** START OF PROVIDED DATA **
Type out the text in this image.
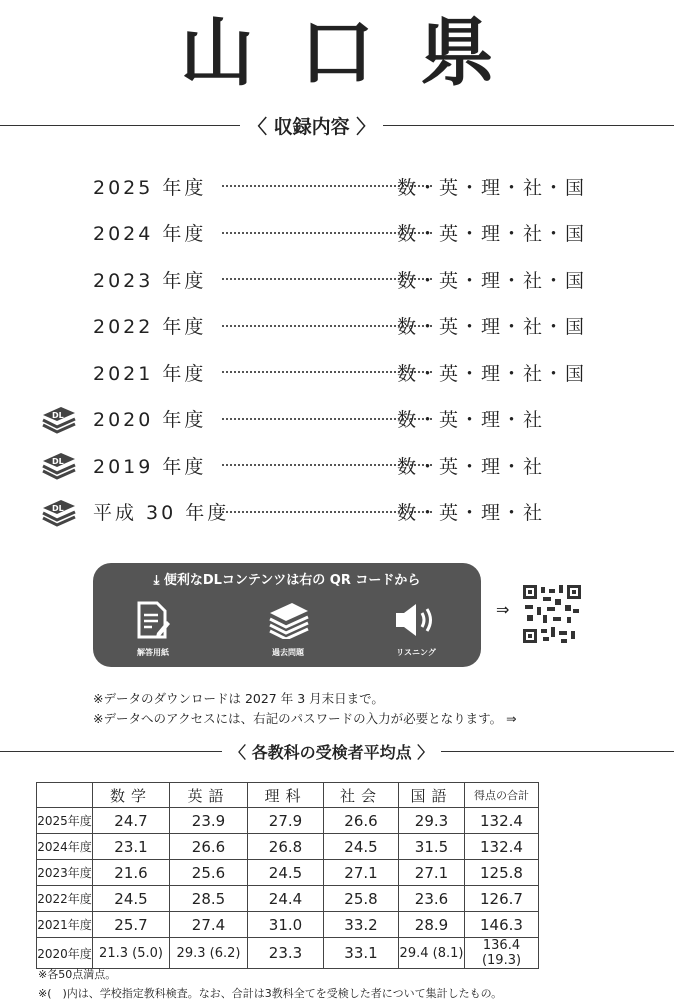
山口県
〈 収録内容 〉
2025 年度	数・英・理・社・国
2024 年度	数・英・理・社・国
2023 年度	数・英・理・社・国
2022 年度	数・英・理・社・国
2021 年度	数・英・理・社・国
DL 2020 年度	数・英・理・社
DL 2019 年度	数・英・理・社
DL 平成 30 年度	数・英・理・社
⤓ 便利なDLコンテンツは右の QR コードから
解答用紙	過去問題	リスニング
⇒
※データのダウンロードは 2027 年 3 月末日まで。
※データへのアクセスには、右記のパスワードの入力が必要となります。 ⇒
〈 各教科の受検者平均点 〉
	数学	英語	理科	社会	国語	得点の合計
2025年度	24.7	23.9	27.9	26.6	29.3	132.4
2024年度	23.1	26.6	26.8	24.5	31.5	132.4
2023年度	21.6	25.6	24.5	27.1	27.1	125.8
2022年度	24.5	28.5	24.4	25.8	23.6	126.7
2021年度	25.7	27.4	31.0	33.2	28.9	146.3
2020年度	21.3 (5.0)	29.3 (6.2)	23.3	33.1	29.4 (8.1)	136.4 (19.3)
※各50点満点。
※(　)内は、学校指定教科検査。なお、合計は3教科全てを受検した者について集計したもの。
** END OF PROVIDED DATA **
_PROBLEM DETAILS_
Make an exact copy of the whole listing, but don't bring over any pictures.

_WORKED SOLUTION_
Type out the text in this image.
山口県
〈 収録内容 〉
2025 年度	数・英・理・社・国
2024 年度	数・英・理・社・国
2023 年度	数・英・理・社・国
2022 年度	数・英・理・社・国
2021 年度	数・英・理・社・国
DL 2020 年度	数・英・理・社
DL 2019 年度	数・英・理・社
DL 平成 30 年度	数・英・理・社
⤓ 便利なDLコンテンツは右の QR コードから
解答用紙	過去問題	リスニング
⇒
※データのダウンロードは 2027 年 3 月末日まで。
※データへのアクセスには、右記のパスワードの入力が必要となります。 ⇒
〈 各教科の受検者平均点 〉
	数学	英語	理科	社会	国語	得点の合計
2025年度	24.7	23.9	27.9	26.6	29.3	132.4
2024年度	23.1	26.6	26.8	24.5	31.5	132.4
2023年度	21.6	25.6	24.5	27.1	27.1	125.8
2022年度	24.5	28.5	24.4	25.8	23.6	126.7
2021年度	25.7	27.4	31.0	33.2	28.9	146.3
2020年度	21.3 (5.0)	29.3 (6.2)	23.3	33.1	29.4 (8.1)	136.4 (19.3)
※各50点満点。
※(　)内は、学校指定教科検査。なお、合計は3教科全てを受検した者について集計したもの。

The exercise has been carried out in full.